>> START Input for this task

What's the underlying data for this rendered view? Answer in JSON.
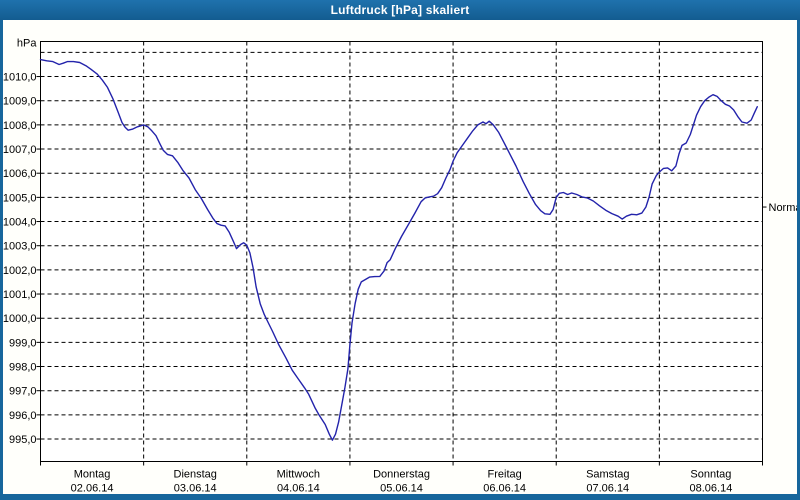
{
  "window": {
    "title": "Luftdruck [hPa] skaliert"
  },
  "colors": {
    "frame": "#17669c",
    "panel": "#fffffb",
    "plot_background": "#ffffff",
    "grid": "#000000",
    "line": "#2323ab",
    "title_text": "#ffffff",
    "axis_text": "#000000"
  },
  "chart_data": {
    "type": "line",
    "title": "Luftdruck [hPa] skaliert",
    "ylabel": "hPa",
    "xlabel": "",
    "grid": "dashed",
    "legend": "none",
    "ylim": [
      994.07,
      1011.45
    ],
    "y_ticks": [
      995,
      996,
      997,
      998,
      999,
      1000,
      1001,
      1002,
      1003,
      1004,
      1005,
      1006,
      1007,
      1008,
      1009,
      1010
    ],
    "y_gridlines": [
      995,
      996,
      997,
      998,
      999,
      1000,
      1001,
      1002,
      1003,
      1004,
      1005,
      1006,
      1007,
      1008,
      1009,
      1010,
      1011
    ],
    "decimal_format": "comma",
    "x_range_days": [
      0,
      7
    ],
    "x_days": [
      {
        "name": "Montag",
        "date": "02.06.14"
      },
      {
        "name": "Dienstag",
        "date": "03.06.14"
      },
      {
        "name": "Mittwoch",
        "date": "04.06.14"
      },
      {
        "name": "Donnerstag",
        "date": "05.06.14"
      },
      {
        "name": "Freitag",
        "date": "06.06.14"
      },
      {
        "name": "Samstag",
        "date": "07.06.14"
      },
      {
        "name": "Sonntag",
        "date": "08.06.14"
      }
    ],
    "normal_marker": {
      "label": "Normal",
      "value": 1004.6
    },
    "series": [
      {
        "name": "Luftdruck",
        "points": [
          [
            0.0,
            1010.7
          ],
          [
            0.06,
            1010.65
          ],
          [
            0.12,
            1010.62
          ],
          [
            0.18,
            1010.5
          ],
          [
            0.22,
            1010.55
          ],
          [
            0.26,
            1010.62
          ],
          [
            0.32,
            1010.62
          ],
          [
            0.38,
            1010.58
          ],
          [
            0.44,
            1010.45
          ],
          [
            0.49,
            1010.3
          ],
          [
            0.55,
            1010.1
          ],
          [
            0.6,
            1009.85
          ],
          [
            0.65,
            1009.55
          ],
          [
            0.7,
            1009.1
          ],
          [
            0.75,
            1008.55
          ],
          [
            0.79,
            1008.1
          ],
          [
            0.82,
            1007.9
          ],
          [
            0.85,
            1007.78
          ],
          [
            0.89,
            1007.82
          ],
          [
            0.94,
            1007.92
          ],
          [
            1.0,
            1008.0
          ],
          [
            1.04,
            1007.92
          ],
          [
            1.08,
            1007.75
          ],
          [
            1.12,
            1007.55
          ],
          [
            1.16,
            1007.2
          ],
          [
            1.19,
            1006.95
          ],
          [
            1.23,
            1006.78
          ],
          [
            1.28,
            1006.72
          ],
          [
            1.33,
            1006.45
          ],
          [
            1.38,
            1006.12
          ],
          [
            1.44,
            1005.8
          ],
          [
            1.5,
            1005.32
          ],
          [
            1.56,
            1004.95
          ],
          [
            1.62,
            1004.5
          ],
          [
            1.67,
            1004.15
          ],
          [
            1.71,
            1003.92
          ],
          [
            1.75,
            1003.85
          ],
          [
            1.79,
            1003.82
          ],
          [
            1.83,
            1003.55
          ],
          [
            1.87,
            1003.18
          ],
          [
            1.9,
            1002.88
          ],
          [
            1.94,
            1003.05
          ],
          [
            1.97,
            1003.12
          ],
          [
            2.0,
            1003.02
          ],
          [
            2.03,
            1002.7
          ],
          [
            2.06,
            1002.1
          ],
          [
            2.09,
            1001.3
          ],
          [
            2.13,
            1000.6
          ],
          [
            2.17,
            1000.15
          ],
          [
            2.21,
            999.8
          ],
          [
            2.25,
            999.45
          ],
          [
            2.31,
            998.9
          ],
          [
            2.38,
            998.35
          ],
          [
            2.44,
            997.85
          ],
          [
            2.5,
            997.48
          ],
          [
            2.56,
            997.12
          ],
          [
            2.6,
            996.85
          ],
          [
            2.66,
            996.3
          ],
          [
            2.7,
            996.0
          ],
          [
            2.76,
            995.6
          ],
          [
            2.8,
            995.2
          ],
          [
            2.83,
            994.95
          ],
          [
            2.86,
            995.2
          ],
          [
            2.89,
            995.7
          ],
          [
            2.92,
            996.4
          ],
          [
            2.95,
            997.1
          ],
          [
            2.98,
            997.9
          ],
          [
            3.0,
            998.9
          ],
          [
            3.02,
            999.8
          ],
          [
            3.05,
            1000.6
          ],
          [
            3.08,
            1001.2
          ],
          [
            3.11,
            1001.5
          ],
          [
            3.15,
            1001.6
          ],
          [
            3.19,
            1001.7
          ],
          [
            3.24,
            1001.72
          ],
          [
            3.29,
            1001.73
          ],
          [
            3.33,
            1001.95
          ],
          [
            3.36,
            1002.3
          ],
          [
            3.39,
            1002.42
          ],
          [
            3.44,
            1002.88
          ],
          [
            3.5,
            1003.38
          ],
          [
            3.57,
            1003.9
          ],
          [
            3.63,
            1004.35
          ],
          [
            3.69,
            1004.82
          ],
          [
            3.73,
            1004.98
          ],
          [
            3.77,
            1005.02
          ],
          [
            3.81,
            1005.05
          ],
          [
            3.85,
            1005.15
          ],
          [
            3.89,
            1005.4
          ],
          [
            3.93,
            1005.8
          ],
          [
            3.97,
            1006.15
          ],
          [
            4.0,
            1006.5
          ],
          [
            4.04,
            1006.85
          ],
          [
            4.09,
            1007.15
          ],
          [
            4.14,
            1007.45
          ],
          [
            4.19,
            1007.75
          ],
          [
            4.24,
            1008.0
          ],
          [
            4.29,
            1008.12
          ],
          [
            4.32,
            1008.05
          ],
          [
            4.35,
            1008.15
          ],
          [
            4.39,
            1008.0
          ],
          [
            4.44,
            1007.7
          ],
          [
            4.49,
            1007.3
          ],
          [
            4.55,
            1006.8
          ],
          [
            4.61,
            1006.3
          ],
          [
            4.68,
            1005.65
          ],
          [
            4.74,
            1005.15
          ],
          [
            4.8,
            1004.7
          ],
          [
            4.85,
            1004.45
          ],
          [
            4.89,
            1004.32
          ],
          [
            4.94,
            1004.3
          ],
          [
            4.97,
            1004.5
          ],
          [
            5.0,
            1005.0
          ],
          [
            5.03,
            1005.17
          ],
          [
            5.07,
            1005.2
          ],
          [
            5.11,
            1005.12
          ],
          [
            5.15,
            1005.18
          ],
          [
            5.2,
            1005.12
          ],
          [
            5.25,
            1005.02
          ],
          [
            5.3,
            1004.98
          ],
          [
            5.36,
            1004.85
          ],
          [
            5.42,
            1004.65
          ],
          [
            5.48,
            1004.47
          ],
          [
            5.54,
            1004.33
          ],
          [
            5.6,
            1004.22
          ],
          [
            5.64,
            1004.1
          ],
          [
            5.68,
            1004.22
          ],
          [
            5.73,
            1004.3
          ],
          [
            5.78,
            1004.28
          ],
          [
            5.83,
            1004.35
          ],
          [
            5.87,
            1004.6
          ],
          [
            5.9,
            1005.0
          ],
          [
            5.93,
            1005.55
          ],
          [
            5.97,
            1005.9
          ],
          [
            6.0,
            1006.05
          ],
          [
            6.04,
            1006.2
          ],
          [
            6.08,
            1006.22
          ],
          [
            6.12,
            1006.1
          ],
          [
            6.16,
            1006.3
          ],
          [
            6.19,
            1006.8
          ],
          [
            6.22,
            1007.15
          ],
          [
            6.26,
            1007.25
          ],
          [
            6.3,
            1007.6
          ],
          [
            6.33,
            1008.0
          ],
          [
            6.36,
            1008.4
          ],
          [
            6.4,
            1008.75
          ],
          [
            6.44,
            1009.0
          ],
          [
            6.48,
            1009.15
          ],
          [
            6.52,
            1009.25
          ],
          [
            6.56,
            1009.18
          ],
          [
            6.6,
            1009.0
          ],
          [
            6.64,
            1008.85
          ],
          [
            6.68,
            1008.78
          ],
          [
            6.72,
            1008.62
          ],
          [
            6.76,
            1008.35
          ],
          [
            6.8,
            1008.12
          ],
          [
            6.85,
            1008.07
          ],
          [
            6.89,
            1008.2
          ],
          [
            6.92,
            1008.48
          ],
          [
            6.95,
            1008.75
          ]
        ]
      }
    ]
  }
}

>> END Input for this task
>> START Input for this task

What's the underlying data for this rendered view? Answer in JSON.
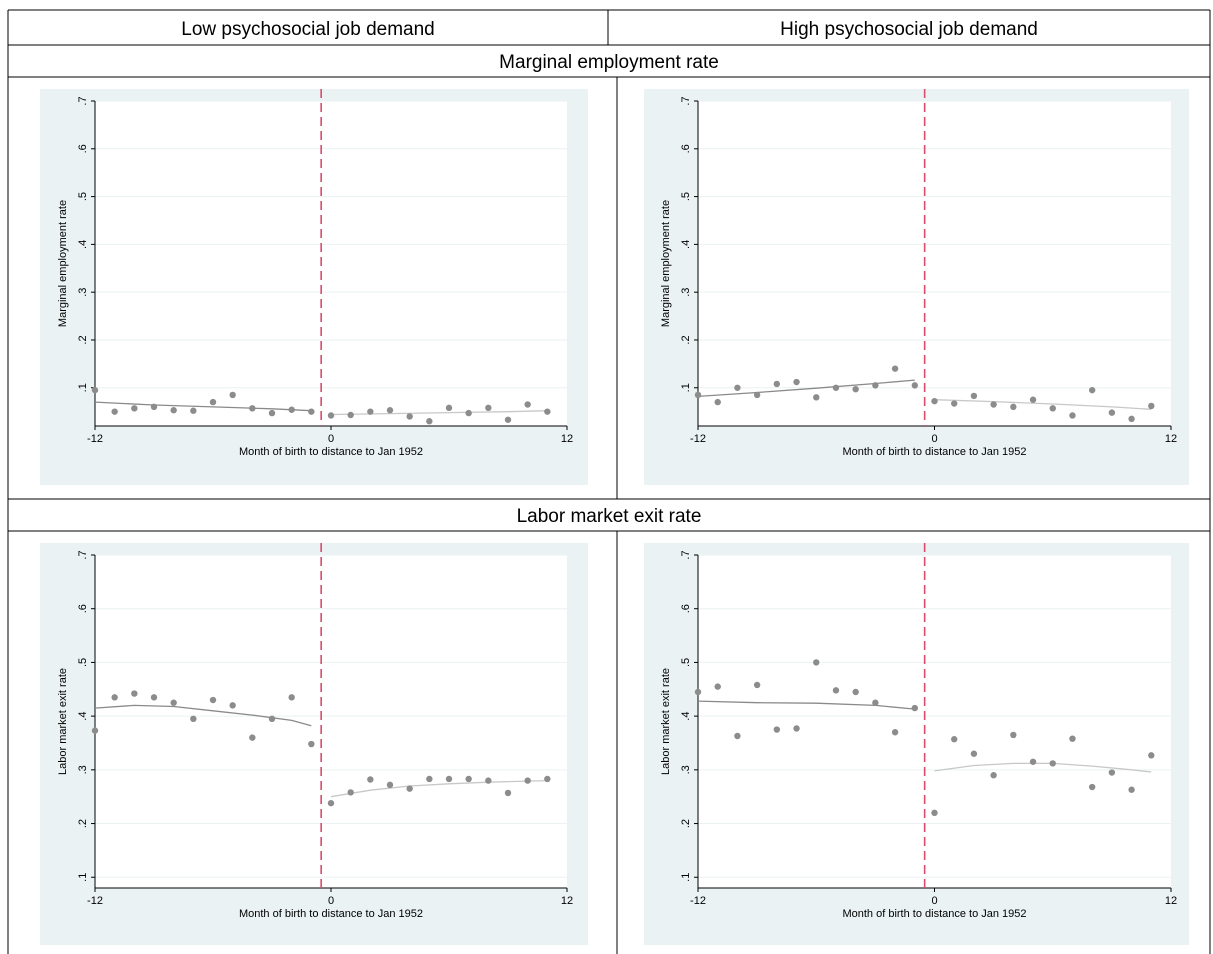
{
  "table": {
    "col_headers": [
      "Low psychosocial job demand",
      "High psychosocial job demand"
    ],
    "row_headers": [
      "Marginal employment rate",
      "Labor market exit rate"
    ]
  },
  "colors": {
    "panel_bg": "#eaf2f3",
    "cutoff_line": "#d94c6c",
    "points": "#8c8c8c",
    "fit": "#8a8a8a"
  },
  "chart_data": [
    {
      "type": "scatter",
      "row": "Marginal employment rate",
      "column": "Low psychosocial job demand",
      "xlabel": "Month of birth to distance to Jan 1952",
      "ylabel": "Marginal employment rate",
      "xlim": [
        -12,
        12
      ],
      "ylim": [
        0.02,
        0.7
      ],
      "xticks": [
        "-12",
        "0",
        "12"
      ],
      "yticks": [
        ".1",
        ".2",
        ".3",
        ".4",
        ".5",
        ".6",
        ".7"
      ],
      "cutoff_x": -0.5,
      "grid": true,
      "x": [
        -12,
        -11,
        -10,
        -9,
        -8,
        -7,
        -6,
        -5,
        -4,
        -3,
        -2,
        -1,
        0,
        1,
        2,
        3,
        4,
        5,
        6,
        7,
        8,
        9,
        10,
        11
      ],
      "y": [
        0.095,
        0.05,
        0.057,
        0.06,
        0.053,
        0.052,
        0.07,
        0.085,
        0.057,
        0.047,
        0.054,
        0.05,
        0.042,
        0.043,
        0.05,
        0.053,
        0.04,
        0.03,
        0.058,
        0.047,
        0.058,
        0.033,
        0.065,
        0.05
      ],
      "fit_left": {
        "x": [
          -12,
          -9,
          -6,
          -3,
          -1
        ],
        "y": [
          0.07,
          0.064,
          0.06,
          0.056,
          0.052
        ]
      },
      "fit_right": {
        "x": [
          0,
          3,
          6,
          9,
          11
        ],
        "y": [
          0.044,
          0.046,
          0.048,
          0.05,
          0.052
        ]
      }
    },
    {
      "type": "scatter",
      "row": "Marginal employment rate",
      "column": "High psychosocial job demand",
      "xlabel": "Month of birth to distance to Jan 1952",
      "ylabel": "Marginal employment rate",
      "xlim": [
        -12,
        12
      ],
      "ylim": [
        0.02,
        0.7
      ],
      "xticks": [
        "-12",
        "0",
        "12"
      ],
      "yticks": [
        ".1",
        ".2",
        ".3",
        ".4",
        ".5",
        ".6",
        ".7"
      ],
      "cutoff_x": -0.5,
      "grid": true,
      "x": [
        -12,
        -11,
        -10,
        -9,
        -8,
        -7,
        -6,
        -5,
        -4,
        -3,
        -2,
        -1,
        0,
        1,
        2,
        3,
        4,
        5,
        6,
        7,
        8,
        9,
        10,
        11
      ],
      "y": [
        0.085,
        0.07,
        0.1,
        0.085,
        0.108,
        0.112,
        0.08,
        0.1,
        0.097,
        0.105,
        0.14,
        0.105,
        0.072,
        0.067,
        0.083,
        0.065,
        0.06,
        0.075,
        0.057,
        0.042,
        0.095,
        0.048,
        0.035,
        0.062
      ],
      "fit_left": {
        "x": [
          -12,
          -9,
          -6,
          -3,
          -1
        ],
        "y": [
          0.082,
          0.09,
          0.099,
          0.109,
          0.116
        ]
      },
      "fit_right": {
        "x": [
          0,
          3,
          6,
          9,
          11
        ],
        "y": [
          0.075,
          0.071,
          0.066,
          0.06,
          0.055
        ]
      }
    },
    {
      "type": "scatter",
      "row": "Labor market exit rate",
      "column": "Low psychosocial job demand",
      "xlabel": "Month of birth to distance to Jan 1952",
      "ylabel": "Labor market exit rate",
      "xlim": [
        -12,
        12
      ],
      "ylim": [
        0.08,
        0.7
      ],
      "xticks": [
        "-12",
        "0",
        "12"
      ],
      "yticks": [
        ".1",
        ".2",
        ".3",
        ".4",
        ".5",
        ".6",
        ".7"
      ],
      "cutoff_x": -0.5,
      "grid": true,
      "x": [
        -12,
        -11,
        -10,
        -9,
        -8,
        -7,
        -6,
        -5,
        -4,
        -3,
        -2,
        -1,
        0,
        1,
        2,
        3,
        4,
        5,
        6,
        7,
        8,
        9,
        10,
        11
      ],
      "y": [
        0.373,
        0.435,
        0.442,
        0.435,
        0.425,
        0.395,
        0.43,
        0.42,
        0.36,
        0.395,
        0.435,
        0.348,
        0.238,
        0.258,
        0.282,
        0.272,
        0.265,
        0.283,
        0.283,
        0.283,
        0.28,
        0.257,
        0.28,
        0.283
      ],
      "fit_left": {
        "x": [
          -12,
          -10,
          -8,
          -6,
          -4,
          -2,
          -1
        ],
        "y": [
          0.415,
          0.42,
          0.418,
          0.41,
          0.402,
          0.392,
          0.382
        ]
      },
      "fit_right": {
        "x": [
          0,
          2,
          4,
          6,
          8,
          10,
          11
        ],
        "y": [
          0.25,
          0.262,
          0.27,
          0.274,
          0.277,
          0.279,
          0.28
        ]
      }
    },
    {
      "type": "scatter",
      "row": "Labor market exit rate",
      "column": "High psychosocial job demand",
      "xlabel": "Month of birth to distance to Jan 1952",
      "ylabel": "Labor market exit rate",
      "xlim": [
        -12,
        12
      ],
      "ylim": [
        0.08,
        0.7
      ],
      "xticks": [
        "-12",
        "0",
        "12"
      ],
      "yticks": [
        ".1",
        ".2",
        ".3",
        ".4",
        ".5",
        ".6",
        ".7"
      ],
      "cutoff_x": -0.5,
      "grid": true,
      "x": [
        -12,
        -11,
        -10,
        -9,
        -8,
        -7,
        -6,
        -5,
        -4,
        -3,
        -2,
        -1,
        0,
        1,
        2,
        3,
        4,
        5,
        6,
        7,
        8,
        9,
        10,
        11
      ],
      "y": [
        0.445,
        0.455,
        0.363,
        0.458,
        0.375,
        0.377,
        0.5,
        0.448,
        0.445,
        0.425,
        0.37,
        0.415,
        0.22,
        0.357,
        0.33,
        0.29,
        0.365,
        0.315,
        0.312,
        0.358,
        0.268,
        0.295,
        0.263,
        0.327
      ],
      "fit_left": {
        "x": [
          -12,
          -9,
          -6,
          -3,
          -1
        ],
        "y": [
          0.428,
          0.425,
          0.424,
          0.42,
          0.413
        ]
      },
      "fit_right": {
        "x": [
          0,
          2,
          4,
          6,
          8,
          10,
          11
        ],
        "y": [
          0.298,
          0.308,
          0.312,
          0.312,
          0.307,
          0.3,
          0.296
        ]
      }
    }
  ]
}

>> END Input for this task

> _What the task requires_: Which lines include the word "Luftdruck"? List them all.

> _Right answer_:
    "title": "Luftdruck [hPa] skaliert"
    "title": "Luftdruck [hPa] skaliert",
        "name": "Luftdruck",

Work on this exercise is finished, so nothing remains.